To be done> Select, from the material below, each line with "入住通知书" in it.

--- BEGIN Given data ---

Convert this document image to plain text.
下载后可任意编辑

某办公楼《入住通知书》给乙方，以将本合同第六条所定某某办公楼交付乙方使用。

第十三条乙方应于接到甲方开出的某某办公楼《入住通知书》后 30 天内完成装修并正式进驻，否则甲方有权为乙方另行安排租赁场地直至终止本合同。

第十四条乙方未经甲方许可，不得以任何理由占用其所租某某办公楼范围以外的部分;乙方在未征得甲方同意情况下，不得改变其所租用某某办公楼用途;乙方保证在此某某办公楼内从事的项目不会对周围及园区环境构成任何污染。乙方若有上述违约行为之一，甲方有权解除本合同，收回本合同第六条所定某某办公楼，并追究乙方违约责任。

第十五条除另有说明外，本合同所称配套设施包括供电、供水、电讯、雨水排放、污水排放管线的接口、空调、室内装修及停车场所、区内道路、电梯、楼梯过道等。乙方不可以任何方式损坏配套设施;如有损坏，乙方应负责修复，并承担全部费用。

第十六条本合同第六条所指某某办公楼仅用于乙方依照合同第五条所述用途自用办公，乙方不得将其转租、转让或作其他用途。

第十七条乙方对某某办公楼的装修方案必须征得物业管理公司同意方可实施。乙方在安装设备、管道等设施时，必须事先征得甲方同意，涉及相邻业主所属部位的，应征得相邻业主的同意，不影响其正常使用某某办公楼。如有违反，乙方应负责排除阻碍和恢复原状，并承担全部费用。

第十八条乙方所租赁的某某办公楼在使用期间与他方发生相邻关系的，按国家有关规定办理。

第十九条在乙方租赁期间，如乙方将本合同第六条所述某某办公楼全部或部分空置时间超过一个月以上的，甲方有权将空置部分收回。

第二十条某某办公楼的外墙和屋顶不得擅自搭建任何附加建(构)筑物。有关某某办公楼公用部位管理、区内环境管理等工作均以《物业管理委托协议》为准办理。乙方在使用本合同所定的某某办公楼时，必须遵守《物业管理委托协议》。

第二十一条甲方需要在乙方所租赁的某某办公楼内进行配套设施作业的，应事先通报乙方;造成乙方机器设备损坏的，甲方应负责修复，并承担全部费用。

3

--- END Given data ---

Full solution>
某办公楼《入住通知书》给乙方，以将本合同第六条所定某某办公楼交付乙方使用。
第十三条乙方应于接到甲方开出的某某办公楼《入住通知书》后 30 天内完成装修并正式进驻，否则甲方有权为乙方另行安排租赁场地直至终止本合同。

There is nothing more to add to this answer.